____ DATA RECORDS
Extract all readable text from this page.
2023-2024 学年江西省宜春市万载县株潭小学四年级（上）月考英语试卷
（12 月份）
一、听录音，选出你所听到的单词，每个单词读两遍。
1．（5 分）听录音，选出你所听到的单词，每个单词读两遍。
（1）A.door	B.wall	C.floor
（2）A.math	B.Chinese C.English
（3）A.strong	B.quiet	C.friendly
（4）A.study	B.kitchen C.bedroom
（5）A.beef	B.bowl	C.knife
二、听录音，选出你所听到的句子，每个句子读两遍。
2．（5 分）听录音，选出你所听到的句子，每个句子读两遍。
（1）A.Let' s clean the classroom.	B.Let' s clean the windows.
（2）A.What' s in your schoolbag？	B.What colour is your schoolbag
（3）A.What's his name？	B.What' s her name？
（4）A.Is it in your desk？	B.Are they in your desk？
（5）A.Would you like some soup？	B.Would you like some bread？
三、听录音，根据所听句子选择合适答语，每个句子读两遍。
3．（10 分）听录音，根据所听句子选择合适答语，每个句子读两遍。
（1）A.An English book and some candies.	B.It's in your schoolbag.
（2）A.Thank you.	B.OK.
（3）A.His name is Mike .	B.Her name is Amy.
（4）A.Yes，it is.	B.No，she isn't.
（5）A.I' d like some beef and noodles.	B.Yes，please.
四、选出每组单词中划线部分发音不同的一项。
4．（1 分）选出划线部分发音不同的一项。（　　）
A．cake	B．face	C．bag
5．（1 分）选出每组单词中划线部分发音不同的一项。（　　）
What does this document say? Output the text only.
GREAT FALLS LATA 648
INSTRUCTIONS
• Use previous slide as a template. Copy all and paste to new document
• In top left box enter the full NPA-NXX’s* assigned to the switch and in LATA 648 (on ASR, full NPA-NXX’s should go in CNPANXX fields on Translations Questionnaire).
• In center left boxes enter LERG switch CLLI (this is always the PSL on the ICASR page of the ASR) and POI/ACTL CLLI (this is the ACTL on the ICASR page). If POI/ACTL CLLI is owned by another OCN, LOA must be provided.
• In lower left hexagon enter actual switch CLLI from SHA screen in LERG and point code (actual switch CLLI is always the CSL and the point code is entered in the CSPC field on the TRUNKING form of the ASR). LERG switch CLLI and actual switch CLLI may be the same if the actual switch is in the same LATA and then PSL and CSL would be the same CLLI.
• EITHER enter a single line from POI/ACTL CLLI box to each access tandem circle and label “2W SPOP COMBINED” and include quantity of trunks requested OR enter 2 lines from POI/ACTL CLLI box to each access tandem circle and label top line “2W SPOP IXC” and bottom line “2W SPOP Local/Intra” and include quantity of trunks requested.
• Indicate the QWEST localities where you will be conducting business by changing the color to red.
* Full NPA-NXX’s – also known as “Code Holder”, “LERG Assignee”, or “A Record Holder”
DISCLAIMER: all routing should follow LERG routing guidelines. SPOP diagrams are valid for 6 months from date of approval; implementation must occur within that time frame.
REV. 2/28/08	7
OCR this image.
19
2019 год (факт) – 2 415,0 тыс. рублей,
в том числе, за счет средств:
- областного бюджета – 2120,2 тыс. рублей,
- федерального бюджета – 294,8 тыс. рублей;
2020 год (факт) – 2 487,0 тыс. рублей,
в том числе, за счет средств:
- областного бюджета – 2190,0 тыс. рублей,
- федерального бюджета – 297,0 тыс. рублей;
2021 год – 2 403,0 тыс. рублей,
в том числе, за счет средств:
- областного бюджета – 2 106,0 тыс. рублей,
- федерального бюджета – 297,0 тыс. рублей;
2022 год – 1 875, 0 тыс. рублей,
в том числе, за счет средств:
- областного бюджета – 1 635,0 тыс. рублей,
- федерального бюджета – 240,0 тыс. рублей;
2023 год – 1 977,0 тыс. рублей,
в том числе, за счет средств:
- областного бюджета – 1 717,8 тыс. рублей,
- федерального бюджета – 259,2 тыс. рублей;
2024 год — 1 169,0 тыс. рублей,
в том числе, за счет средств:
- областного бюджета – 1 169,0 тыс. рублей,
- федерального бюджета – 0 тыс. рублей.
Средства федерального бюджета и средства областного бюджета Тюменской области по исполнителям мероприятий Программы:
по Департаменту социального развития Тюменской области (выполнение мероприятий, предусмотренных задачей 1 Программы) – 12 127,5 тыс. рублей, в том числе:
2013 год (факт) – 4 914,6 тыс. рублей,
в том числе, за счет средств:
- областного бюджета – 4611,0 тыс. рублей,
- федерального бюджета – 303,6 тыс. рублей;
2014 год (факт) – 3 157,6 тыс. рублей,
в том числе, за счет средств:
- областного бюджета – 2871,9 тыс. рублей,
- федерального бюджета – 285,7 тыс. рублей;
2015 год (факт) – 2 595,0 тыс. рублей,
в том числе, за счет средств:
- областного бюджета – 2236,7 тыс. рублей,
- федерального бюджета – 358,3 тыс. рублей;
________
Restate the listing above word for word.

> THE SOLUTION
Extract all readable text from this page.
2023-2024 学年江西省宜春市万载县株潭小学四年级（上）月考英语试卷
（12 月份）
一、听录音，选出你所听到的单词，每个单词读两遍。
1．（5 分）听录音，选出你所听到的单词，每个单词读两遍。
（1）A.door	B.wall	C.floor
（2）A.math	B.Chinese C.English
（3）A.strong	B.quiet	C.friendly
（4）A.study	B.kitchen C.bedroom
（5）A.beef	B.bowl	C.knife
二、听录音，选出你所听到的句子，每个句子读两遍。
2．（5 分）听录音，选出你所听到的句子，每个句子读两遍。
（1）A.Let' s clean the classroom.	B.Let' s clean the windows.
（2）A.What' s in your schoolbag？	B.What colour is your schoolbag
（3）A.What's his name？	B.What' s her name？
（4）A.Is it in your desk？	B.Are they in your desk？
（5）A.Would you like some soup？	B.Would you like some bread？
三、听录音，根据所听句子选择合适答语，每个句子读两遍。
3．（10 分）听录音，根据所听句子选择合适答语，每个句子读两遍。
（1）A.An English book and some candies.	B.It's in your schoolbag.
（2）A.Thank you.	B.OK.
（3）A.His name is Mike .	B.Her name is Amy.
（4）A.Yes，it is.	B.No，she isn't.
（5）A.I' d like some beef and noodles.	B.Yes，please.
四、选出每组单词中划线部分发音不同的一项。
4．（1 分）选出划线部分发音不同的一项。（　　）
A．cake	B．face	C．bag
5．（1 分）选出每组单词中划线部分发音不同的一项。（　　）
What does this document say? Output the text only.
GREAT FALLS LATA 648
INSTRUCTIONS
• Use previous slide as a template. Copy all and paste to new document
• In top left box enter the full NPA-NXX’s* assigned to the switch and in LATA 648 (on ASR, full NPA-NXX’s should go in CNPANXX fields on Translations Questionnaire).
• In center left boxes enter LERG switch CLLI (this is always the PSL on the ICASR page of the ASR) and POI/ACTL CLLI (this is the ACTL on the ICASR page). If POI/ACTL CLLI is owned by another OCN, LOA must be provided.
• In lower left hexagon enter actual switch CLLI from SHA screen in LERG and point code (actual switch CLLI is always the CSL and the point code is entered in the CSPC field on the TRUNKING form of the ASR). LERG switch CLLI and actual switch CLLI may be the same if the actual switch is in the same LATA and then PSL and CSL would be the same CLLI.
• EITHER enter a single line from POI/ACTL CLLI box to each access tandem circle and label “2W SPOP COMBINED” and include quantity of trunks requested OR enter 2 lines from POI/ACTL CLLI box to each access tandem circle and label top line “2W SPOP IXC” and bottom line “2W SPOP Local/Intra” and include quantity of trunks requested.
• Indicate the QWEST localities where you will be conducting business by changing the color to red.
* Full NPA-NXX’s – also known as “Code Holder”, “LERG Assignee”, or “A Record Holder”
DISCLAIMER: all routing should follow LERG routing guidelines. SPOP diagrams are valid for 6 months from date of approval; implementation must occur within that time frame.
REV. 2/28/08	7
OCR this image.
19
2019 год (факт) – 2 415,0 тыс. рублей,
в том числе, за счет средств:
- областного бюджета – 2120,2 тыс. рублей,
- федерального бюджета – 294,8 тыс. рублей;
2020 год (факт) – 2 487,0 тыс. рублей,
в том числе, за счет средств:
- областного бюджета – 2190,0 тыс. рублей,
- федерального бюджета – 297,0 тыс. рублей;
2021 год – 2 403,0 тыс. рублей,
в том числе, за счет средств:
- областного бюджета – 2 106,0 тыс. рублей,
- федерального бюджета – 297,0 тыс. рублей;
2022 год – 1 875, 0 тыс. рублей,
в том числе, за счет средств:
- областного бюджета – 1 635,0 тыс. рублей,
- федерального бюджета – 240,0 тыс. рублей;
2023 год – 1 977,0 тыс. рублей,
в том числе, за счет средств:
- областного бюджета – 1 717,8 тыс. рублей,
- федерального бюджета – 259,2 тыс. рублей;
2024 год — 1 169,0 тыс. рублей,
в том числе, за счет средств:
- областного бюджета – 1 169,0 тыс. рублей,
- федерального бюджета – 0 тыс. рублей.
Средства федерального бюджета и средства областного бюджета Тюменской области по исполнителям мероприятий Программы:
по Департаменту социального развития Тюменской области (выполнение мероприятий, предусмотренных задачей 1 Программы) – 12 127,5 тыс. рублей, в том числе:
2013 год (факт) – 4 914,6 тыс. рублей,
в том числе, за счет средств:
- областного бюджета – 4611,0 тыс. рублей,
- федерального бюджета – 303,6 тыс. рублей;
2014 год (факт) – 3 157,6 тыс. рублей,
в том числе, за счет средств:
- областного бюджета – 2871,9 тыс. рублей,
- федерального бюджета – 285,7 тыс. рублей;
2015 год (факт) – 2 595,0 тыс. рублей,
в том числе, за счет средств:
- областного бюджета – 2236,7 тыс. рублей,
- федерального бюджета – 358,3 тыс. рублей;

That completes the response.